BEGIN Reading passage

SUB-PRIME LENDING PRACTICES
The covert determination to hide copy documents, the reluctance to furnish the complete documents when asked by the Police, is proof of a systematic intention to deceive the public. The strategies used were in line with Sub Prime Mortgage lending, yet banks have recently referred to these defaulting loans as “non-prime” lending.
I for one, fail to see the difference.
The Australian and Securities Investment Commission (“ASIC”) was warned of these dirty lending practices and their prevalence in the banking industry in 2003. In fact, “ASIC” led the charge to abolish commissions and numerous people called for Inquiries into the Banking Sector during 2003 – 2008. All of these issues raised by the Judges are shocking points of fact.
So how did these cases come to light (a shock for the Lenders) when the respondents were the poorest people in the community? Agencies involved in investigations and consumer advocates were appalled by these activities and complaints. Funding was raised from a number of areas including State support to run test cases against the banks.
Lender arrogance failed to contemplate community outrage.
I asked one lawyer engaged by one of the Lenders:”do you disagree with these Nine Judges?” The lawyer responded: “No I did not say that.”
The use of the “Broker Model” is a key indicator of a collective intention to deceive.
Had the collective intention been to Protect the Consumer, then the ARIP market would have been avoided at all costs. Had that vital decision been made for the purest of intentions, the loans would have been declined and the projected “$50 Billion New Market” would have produced few dollars: banking ethics and reputations would have been protected.
The Lenders involved, understood the commercial risk but wrongly believed (to the detriment of shareholders) the banks were protected from prosecution or blame for the following reasons:-
1. The collective absence of any documentation to the client.
2. The collective decision to never phone the client (one phone call would have blown the whistle).
3. The collective low income factor as the target market, prohibiting most victims from obtaining justice and for there to be little likelihood of exposure for Lenders as to their involvement.
4. The Lenders’ legal teams’ collective interpretation of the Argument of Agency which Judges have since deemed erroneous, bringing down a string of adverse findings against the banks.
5. The collective decision to allow the use of ABN numbers “for a day” and for approval officers to never verify the bona fide of the details on the LAFs.........suggesting a known fraud was in progress all the way through to the loan processing stage.
6. Of particular concern is the fact that Maladministration in Lending has been permitted to continue as “normal” practice in an estimated $50 billion ARIP market with little scrutiny.
No-one in the banking sector is taking responsibility for this dreadful situation. Lenders are openly suggesting that “we too are victims of the Brokers....” That notion is inconsistent with the overwhelming evidence to the contrary.
We have all come a long way from the results of Elkofairi and Khoshaba. The evidence presented at those trials is only a fraction of what could have been submitted in light of more recent research and investigations. Yet thanks to the members of the Judiciary who could see what had occurred and in seeking the absolute truth, ruled in favour of the victims.
I am now flooded with calls for assistance and the pattern of banking deceit, is as obnoxious as it is obvious.
BFCSA Inc intends to call upon three respected law firms to examine these cases and furnish us with their own interpretation of the Argument of Agency, based upon the most recent cases.
My intention is to furnish FOS with these Legal Opinions.
In my view, what is really required is a Royal Commission into the Banking Sector as suggested in 2001. I appreciate an Inquiry into the Banking Sector is a matter for Government. However, the need is clearly urgent given the escalation in similar cases, during the past decade.
Denise L Brailey
Hand delivered to the Financial Ombudsman 2011
NB: (first version 2009 was written to provide lawyers who were running cases with The Mechanics of the Fraud. Copies sent to ASIC).

END Reading passage

- **Task directions**: Reproduce the passage on sub-prime lending from "The Australian and" to "cases against the banks.", inclusive.

BEGIN Data for review

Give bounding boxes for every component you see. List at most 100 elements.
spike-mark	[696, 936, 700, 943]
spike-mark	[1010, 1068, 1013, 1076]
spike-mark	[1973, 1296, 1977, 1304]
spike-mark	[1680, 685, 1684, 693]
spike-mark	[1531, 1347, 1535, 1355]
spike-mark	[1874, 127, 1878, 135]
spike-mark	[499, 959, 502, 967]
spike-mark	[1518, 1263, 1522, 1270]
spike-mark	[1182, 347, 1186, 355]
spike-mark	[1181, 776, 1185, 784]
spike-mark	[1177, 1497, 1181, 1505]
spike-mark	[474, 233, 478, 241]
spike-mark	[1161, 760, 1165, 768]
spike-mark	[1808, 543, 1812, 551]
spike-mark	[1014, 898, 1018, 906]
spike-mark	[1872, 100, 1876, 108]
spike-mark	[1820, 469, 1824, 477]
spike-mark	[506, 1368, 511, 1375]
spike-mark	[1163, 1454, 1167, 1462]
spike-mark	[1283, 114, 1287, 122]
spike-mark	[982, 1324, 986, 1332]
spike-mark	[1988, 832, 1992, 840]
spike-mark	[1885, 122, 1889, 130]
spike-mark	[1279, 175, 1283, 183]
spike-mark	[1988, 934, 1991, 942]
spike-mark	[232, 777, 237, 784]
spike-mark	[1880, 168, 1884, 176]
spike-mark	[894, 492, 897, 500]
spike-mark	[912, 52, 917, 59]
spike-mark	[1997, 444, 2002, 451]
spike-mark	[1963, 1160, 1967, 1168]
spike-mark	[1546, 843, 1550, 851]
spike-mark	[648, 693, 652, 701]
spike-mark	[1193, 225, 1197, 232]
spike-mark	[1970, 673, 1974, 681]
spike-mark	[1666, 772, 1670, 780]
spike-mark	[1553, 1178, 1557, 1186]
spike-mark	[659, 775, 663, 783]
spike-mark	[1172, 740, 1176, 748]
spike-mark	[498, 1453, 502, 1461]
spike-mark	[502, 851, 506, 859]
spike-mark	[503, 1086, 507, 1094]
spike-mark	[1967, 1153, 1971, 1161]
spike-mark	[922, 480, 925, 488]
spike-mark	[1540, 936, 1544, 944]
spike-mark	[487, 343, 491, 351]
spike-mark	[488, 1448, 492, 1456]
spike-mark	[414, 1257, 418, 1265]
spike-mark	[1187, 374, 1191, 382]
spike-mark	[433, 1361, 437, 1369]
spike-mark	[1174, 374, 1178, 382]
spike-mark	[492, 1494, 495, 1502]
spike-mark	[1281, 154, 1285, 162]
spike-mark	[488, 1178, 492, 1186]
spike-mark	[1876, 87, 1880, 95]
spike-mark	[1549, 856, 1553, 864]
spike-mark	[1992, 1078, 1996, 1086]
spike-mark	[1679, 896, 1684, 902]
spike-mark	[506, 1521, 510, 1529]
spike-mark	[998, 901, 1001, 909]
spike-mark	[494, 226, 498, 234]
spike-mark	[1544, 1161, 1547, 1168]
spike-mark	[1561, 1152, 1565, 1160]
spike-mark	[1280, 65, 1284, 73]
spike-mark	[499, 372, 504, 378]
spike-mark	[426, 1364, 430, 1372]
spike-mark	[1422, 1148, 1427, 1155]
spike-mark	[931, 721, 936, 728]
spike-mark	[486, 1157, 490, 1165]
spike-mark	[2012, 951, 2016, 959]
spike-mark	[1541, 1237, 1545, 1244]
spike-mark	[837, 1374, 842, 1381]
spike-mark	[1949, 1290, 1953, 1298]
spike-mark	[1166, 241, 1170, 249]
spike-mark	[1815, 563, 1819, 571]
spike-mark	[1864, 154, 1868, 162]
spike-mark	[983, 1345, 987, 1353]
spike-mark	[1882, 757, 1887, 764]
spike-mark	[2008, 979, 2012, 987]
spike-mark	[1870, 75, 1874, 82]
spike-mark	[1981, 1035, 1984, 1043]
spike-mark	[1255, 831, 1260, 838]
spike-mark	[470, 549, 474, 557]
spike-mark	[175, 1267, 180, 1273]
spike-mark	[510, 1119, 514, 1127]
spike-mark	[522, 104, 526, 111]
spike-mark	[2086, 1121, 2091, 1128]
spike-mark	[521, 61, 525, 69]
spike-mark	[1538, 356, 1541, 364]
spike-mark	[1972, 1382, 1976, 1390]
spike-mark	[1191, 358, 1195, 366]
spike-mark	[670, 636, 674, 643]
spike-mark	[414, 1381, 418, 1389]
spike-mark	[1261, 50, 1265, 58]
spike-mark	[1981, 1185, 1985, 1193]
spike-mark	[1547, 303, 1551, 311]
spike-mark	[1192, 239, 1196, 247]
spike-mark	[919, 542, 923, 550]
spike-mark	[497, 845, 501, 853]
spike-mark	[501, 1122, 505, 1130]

END Data for review

- **Task output**:
The Australian and Securities Investment Commission (“ASIC”) was warned of these dirty lending practices and their prevalence in the banking industry in 2003. In fact, “ASIC” led the charge to abolish commissions and numerous people called for Inquiries into the Banking Sector during 2003 – 2008. All of these issues raised by the Judges are shocking points of fact.
So how did these cases come to light (a shock for the Lenders) when the respondents were the poorest people in the community? Agencies involved in investigations and consumer advocates were appalled by these activities and complaints. Funding was raised from a number of areas including State support to run test cases against the banks.